● ARTICLE FOURNI:

####################

Le mouvement houthi au Yémen a revendiqué mardi une vaste série d’attaques aux missiles et aux drones contre plusieurs cibles en Arabie saoudite, faisant craindre une nouvelle escalade militaire entre les deux parties. Le groupe a affirmé vouloir poursuivre ses opérations en profondeur du territoire saoudien, alors que les tensions connaissent une forte recrudescence.
Dans un communiqué, le porte-parole militaire des Houthis, Yahya Saree, a indiqué que le mouvement avait lancé une opération qualifiée de « grande ampleur », mobilisant des dizaines de missiles balistiques et de drones. Selon lui, les attaques ont notamment ciblé des installations du géant pétrolier Aramco à Abha, Najran et Jizan, ainsi que la base aérienne de Khamis Mushait.
Le responsable houthi a affirmé que les frappes avaient atteint directement leurs objectifs et provoqué d’importants dégâts sur les sites visés. Il a présenté cette offensive comme une riposte aux opérations aériennes menées par l’Arabie saoudite au Yémen.
Yahya Saree a ainsi accusé Riyad d’avoir effectué 121 frappes au cours des trois derniers jours dans plusieurs provinces yéménites, notamment Marib, Al-Bayda, Al-Hudaydah, Taiz et Al-Jawf. Il a également affirmé qu’une frappe avait touché la prison centrale d’Al-Hazm, dans la province d’Al-Jawf, faisant des victimes parmi les détenus et les visiteurs.

####################

● LIGNES FOURNIES:

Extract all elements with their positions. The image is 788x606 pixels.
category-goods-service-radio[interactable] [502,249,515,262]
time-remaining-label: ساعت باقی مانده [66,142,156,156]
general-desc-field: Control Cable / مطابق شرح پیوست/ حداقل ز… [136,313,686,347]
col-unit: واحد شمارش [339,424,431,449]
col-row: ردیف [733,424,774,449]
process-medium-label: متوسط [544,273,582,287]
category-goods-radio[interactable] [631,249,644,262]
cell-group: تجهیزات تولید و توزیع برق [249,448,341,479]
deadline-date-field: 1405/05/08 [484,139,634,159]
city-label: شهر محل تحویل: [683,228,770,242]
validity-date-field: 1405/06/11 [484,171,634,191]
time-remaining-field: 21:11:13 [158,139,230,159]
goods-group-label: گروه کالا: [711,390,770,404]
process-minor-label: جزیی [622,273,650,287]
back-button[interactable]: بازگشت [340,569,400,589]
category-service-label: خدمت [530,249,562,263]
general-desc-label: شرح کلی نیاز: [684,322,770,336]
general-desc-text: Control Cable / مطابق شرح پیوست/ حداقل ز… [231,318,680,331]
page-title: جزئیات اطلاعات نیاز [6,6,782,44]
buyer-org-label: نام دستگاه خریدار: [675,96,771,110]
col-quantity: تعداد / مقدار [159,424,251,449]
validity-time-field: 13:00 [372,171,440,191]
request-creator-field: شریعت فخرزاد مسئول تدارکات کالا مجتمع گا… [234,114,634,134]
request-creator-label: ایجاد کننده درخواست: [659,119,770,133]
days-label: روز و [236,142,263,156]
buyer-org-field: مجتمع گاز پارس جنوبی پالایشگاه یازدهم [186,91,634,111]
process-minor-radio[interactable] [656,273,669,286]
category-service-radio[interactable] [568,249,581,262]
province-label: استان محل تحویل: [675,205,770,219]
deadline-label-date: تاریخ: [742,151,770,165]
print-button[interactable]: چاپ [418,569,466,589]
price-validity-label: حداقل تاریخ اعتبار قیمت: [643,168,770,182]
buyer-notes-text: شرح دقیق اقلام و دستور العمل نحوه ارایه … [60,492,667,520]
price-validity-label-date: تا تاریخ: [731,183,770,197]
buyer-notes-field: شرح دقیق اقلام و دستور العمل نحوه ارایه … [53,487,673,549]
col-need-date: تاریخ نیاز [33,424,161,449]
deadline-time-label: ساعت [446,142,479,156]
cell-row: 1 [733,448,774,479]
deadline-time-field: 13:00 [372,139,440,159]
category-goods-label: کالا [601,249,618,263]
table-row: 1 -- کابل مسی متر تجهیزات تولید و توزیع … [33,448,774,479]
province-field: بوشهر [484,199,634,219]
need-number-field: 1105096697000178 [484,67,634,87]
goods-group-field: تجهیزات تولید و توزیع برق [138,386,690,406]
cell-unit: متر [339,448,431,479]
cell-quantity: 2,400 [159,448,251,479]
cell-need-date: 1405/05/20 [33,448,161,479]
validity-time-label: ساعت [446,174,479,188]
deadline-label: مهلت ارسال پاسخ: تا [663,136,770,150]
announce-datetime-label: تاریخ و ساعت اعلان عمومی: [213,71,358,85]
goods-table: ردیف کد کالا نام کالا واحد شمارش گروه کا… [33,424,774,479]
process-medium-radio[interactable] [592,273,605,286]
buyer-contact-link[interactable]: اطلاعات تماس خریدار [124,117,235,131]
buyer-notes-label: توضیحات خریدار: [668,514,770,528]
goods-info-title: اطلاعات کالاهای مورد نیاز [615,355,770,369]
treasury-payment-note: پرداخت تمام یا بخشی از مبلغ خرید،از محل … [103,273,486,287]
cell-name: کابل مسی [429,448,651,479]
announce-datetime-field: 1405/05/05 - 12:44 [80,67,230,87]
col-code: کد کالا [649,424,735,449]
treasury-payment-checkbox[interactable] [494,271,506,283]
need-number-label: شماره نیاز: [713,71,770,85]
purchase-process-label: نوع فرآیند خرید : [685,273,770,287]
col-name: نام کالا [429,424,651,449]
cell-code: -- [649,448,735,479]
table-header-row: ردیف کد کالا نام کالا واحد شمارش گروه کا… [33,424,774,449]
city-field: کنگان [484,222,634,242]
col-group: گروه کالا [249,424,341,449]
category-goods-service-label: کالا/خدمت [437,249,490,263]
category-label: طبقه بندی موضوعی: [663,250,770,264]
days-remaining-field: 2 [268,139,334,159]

####################

● CONSIGNE A:
Répondez à ces questions sur l'article consacré aux attaques houthies contre l'Arabie saoudite.
(i) Qui est le porte-parole militaire des Houthis cité dans l'article ?
(ii) Combien de frappes Riyad aurait-il effectuées au cours des trois derniers jours selon ce porte-parole ?
(iii) Quelle prison aurait été touchée par une frappe, et dans quelle province se trouve-t-elle ?
● CONSIGNE B:
Énumérez toutes les provinces yéménites que l'article sur les attaques houthies cite comme cibles des frappes saoudiennes des trois derniers jours.
● CONSIGNE C:
Reprenez l'article sur les attaques houthies contre l'Arabie saoudite et poursuivez-le à partir de sa dernière phrase.
Les lignes fournies forment un matériau à part, indépendant de l'article.

● RÉPONSE A:
(i) Yahya Saree.
(ii) 121 frappes.
(iii) La prison centrale d'Al-Hazm, dans la province d'Al-Jawf.

● RÉPONSE B:
Marib, Al-Bayda, Al-Hudaydah, Taiz, Al-Jawf.

● RÉPONSE C:
De son côté, l’Arabie saoudite a fait état d’au moins 73 blessés civils à la suite des attaques contre Abha, Khamis Mushait, Jizan et Najran. Le ministère saoudien de l’Énergie a également signalé des incendies dans plusieurs installations énergétiques du sud du Royaume et une interruption temporaire de certaines opérations.
Le général Turki al-Maliki, porte-parole de la coalition dirigée par Riyad, a dénoncé une « dangereuse escalade » et assuré que toutes les mesures nécessaires seraient prises pour contenir la menace houthie.
Cette nouvelle flambée intervient alors que les forces gouvernementales yéménites revendiquent des avancées sur plusieurs fronts. Le conflit, déclenché par la prise de Sanaa par les Houthis en 2014, s’est internationalisé en 2015 avec l’intervention d’une coalition conduite par l’Arabie saoudite.